──────── PROVIDED RECORDS ────────

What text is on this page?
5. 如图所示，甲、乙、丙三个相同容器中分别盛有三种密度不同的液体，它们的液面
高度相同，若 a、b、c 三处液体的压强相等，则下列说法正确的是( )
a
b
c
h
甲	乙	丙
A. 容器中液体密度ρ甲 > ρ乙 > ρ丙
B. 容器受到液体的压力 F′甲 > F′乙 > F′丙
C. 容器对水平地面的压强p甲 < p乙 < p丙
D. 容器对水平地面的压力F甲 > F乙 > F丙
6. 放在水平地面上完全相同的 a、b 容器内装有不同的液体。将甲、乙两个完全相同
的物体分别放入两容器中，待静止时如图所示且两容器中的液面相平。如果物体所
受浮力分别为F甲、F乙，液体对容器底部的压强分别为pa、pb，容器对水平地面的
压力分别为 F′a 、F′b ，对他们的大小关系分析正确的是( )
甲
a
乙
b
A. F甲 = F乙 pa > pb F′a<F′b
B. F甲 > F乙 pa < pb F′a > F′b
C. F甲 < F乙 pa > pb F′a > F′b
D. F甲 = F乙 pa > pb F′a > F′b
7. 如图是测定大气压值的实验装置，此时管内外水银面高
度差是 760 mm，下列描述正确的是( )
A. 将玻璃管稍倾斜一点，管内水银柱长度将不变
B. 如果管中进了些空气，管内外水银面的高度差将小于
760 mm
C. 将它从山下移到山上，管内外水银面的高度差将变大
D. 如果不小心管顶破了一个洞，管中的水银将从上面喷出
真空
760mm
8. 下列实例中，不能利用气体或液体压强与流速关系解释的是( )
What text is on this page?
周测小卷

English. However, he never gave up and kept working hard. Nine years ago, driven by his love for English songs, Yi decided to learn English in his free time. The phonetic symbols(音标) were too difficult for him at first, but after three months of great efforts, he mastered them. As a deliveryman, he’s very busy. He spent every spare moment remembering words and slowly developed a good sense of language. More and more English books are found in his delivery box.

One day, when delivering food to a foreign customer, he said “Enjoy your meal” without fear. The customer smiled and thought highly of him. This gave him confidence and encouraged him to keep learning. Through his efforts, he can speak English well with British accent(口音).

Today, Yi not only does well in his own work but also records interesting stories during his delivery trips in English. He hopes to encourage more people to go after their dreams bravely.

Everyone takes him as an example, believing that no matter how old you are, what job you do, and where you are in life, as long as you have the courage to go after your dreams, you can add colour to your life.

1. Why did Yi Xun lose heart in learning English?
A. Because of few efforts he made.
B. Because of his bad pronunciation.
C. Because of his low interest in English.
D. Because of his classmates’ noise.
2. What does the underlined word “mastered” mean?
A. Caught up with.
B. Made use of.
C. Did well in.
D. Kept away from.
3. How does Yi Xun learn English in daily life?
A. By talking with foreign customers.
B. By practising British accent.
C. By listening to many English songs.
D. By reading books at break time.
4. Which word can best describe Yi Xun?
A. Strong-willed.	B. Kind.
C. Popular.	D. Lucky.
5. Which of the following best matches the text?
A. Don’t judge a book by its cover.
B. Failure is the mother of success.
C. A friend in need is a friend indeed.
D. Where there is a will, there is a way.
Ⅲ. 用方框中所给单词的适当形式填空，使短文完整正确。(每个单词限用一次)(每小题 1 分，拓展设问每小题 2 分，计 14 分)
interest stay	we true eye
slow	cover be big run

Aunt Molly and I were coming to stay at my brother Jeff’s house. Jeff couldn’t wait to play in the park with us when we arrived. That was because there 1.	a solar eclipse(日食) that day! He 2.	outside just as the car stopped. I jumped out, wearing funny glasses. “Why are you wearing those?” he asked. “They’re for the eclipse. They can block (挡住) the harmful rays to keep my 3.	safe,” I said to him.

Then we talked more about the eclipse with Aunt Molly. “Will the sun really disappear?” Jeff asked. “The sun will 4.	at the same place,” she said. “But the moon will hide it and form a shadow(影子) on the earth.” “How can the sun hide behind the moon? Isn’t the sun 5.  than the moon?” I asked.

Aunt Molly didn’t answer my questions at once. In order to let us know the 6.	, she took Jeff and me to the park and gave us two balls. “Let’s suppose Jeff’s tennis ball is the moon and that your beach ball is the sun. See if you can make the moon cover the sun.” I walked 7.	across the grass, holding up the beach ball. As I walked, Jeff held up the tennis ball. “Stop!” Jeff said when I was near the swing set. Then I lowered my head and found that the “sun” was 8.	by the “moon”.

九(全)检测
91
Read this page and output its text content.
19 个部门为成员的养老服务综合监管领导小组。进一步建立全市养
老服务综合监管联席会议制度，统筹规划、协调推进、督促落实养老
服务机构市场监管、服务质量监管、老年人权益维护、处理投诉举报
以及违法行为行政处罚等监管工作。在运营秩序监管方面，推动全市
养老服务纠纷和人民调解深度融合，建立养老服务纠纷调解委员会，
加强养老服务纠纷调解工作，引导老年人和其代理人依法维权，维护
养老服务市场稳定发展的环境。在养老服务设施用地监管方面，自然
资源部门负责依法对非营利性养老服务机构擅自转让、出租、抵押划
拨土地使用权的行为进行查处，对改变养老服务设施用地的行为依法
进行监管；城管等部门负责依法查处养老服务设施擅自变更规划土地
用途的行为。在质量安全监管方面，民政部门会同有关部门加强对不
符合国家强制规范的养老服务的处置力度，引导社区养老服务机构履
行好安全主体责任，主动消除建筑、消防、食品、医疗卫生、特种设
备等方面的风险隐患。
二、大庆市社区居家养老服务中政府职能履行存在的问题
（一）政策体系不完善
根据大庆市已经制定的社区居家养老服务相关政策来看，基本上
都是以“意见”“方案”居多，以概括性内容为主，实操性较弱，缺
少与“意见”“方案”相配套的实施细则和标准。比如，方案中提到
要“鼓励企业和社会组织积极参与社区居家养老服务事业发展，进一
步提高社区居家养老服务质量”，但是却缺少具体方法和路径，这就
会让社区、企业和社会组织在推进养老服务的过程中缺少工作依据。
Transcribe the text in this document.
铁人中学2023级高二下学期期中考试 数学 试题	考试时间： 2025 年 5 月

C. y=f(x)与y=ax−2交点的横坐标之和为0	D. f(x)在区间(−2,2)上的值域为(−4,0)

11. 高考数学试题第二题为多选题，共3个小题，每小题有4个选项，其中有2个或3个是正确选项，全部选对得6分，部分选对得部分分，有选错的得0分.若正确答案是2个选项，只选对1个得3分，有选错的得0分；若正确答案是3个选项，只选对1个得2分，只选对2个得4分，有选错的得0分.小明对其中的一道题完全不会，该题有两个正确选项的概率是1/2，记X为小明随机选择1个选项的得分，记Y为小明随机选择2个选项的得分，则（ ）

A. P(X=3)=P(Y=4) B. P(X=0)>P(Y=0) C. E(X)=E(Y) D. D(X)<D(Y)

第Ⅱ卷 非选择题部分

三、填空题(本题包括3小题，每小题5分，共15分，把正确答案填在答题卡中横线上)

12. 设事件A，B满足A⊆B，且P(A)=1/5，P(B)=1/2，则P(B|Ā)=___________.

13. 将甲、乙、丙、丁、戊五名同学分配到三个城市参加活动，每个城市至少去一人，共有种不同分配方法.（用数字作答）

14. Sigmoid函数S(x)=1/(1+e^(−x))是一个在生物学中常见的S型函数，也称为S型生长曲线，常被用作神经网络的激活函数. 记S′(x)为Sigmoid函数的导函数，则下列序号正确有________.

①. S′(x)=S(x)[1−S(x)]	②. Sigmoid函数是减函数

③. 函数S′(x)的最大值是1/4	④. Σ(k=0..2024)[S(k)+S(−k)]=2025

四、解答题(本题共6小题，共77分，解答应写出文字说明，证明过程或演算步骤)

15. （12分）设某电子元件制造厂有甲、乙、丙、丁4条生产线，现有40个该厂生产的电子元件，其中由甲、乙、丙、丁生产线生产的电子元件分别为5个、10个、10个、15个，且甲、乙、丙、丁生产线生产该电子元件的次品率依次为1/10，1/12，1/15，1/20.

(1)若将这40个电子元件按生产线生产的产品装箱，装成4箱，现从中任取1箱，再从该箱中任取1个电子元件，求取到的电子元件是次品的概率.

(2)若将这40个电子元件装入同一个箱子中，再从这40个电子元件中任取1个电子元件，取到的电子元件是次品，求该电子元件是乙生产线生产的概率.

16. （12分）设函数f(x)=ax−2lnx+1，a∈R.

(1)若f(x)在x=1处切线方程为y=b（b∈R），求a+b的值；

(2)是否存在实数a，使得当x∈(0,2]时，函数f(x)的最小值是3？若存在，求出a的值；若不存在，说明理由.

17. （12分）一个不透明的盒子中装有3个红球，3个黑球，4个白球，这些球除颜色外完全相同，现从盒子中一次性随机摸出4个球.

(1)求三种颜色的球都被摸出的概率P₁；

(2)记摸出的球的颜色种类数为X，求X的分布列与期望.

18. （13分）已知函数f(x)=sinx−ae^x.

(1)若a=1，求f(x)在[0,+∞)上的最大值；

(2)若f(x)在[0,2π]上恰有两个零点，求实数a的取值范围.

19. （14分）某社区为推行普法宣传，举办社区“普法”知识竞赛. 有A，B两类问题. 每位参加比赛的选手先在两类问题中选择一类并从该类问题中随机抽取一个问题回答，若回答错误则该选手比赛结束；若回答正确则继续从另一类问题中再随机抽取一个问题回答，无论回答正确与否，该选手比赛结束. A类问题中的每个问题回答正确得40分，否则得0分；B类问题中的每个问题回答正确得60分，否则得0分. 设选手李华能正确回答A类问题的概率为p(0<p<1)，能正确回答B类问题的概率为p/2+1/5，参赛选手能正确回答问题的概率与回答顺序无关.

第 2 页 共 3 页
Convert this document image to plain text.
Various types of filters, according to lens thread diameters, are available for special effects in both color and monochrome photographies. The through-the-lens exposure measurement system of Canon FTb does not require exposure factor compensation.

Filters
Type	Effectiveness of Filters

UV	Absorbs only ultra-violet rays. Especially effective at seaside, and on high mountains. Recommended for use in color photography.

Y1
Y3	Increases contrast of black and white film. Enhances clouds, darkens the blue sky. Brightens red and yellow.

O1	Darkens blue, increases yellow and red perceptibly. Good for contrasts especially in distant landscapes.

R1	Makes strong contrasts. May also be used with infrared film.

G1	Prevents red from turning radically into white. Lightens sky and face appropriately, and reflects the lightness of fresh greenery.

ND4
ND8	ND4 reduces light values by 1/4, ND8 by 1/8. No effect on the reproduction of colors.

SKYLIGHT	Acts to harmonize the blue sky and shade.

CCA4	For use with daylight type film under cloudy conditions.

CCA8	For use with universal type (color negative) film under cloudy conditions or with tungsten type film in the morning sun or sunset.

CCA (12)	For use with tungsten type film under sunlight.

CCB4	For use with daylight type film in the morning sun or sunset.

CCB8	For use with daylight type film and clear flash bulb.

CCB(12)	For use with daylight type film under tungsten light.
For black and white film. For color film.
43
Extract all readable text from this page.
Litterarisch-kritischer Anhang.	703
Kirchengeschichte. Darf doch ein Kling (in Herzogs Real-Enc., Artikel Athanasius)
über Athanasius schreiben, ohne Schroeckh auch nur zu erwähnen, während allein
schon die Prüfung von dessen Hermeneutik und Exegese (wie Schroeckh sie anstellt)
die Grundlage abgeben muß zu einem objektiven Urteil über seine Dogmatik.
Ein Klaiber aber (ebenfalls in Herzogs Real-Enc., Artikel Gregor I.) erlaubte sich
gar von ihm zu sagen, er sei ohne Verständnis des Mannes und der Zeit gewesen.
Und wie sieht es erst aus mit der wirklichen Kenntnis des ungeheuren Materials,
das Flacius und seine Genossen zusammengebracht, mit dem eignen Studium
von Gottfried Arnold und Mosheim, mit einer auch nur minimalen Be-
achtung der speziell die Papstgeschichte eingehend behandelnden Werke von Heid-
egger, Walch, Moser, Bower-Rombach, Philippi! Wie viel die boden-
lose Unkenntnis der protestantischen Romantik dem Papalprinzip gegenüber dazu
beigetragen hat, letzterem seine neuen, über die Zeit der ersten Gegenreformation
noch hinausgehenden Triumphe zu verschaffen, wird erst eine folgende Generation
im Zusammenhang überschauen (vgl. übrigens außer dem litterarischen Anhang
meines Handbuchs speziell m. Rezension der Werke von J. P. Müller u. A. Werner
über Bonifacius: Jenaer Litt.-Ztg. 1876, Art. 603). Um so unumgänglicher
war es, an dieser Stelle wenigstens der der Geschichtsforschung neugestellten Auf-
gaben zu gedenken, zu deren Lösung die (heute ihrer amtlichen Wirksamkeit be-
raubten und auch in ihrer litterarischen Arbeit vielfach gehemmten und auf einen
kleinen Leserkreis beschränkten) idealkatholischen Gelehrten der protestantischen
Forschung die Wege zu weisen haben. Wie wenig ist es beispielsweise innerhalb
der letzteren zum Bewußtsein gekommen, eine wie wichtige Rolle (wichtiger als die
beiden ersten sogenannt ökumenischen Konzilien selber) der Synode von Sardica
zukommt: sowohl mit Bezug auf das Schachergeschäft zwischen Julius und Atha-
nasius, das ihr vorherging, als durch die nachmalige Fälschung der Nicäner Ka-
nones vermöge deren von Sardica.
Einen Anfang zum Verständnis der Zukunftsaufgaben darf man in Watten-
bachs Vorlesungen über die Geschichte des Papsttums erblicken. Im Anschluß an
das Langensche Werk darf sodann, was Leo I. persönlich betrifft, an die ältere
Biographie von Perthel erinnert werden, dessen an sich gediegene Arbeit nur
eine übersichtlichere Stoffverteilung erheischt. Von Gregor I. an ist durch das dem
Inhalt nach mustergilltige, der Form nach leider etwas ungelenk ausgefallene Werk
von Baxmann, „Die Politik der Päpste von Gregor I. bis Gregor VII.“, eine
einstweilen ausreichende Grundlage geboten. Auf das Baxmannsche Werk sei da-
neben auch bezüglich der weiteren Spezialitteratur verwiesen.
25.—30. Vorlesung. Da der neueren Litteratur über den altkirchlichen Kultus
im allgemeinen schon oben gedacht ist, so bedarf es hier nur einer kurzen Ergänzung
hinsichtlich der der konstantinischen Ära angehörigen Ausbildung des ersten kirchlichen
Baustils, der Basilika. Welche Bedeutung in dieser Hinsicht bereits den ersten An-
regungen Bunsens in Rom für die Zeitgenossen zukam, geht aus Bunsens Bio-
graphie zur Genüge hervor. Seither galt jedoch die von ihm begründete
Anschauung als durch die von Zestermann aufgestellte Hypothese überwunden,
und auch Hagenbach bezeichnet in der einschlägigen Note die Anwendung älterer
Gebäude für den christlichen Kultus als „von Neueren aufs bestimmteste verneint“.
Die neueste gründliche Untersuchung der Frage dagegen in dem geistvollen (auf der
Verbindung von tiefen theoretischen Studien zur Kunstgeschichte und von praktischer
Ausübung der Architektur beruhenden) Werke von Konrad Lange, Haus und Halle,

────────

> _WORK TO COMPLETE_: Check each line above for the word "ihrer" and say how many have it, with nothing else.

> _EXERCISE RESPONSE_: 2